Print out every record exactly as it appears.

[Dataset items]

....

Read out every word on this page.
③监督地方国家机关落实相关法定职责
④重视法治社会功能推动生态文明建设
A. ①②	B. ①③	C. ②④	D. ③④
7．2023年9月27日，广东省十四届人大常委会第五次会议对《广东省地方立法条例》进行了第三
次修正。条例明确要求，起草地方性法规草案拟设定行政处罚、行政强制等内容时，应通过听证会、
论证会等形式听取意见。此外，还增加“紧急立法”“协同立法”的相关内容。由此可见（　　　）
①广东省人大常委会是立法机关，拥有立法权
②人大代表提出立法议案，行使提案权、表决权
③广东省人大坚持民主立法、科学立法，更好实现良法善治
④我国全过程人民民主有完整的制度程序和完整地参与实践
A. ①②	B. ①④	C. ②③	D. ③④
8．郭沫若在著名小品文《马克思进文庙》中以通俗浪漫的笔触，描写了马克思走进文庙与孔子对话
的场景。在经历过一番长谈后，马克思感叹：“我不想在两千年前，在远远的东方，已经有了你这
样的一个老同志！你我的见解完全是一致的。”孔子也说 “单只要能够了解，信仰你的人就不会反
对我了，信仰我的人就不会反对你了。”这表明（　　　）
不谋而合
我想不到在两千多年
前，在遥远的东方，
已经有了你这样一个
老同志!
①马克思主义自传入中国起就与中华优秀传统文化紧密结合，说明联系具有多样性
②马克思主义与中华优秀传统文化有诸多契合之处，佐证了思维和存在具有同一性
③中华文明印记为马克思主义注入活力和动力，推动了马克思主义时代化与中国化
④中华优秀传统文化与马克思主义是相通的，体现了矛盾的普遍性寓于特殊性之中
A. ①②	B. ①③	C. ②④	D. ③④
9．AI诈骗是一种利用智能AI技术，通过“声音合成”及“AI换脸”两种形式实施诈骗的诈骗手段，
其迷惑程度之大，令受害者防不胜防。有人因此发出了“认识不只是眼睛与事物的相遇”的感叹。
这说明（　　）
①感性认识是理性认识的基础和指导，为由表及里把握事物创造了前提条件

....

The answer
Read out every word on this page.
③监督地方国家机关落实相关法定职责
④重视法治社会功能推动生态文明建设
A. ①②	B. ①③	C. ②④	D. ③④
7．2023年9月27日，广东省十四届人大常委会第五次会议对《广东省地方立法条例》进行了第三
次修正。条例明确要求，起草地方性法规草案拟设定行政处罚、行政强制等内容时，应通过听证会、
论证会等形式听取意见。此外，还增加“紧急立法”“协同立法”的相关内容。由此可见（　　　）
①广东省人大常委会是立法机关，拥有立法权
②人大代表提出立法议案，行使提案权、表决权
③广东省人大坚持民主立法、科学立法，更好实现良法善治
④我国全过程人民民主有完整的制度程序和完整地参与实践
A. ①②	B. ①④	C. ②③	D. ③④
8．郭沫若在著名小品文《马克思进文庙》中以通俗浪漫的笔触，描写了马克思走进文庙与孔子对话
的场景。在经历过一番长谈后，马克思感叹：“我不想在两千年前，在远远的东方，已经有了你这
样的一个老同志！你我的见解完全是一致的。”孔子也说 “单只要能够了解，信仰你的人就不会反
对我了，信仰我的人就不会反对你了。”这表明（　　　）
不谋而合
我想不到在两千多年
前，在遥远的东方，
已经有了你这样一个
老同志!
①马克思主义自传入中国起就与中华优秀传统文化紧密结合，说明联系具有多样性
②马克思主义与中华优秀传统文化有诸多契合之处，佐证了思维和存在具有同一性
③中华文明印记为马克思主义注入活力和动力，推动了马克思主义时代化与中国化
④中华优秀传统文化与马克思主义是相通的，体现了矛盾的普遍性寓于特殊性之中
A. ①②	B. ①③	C. ②④	D. ③④
9．AI诈骗是一种利用智能AI技术，通过“声音合成”及“AI换脸”两种形式实施诈骗的诈骗手段，
其迷惑程度之大，令受害者防不胜防。有人因此发出了“认识不只是眼睛与事物的相遇”的感叹。
这说明（　　）
①感性认识是理性认识的基础和指导，为由表及里把握事物创造了前提条件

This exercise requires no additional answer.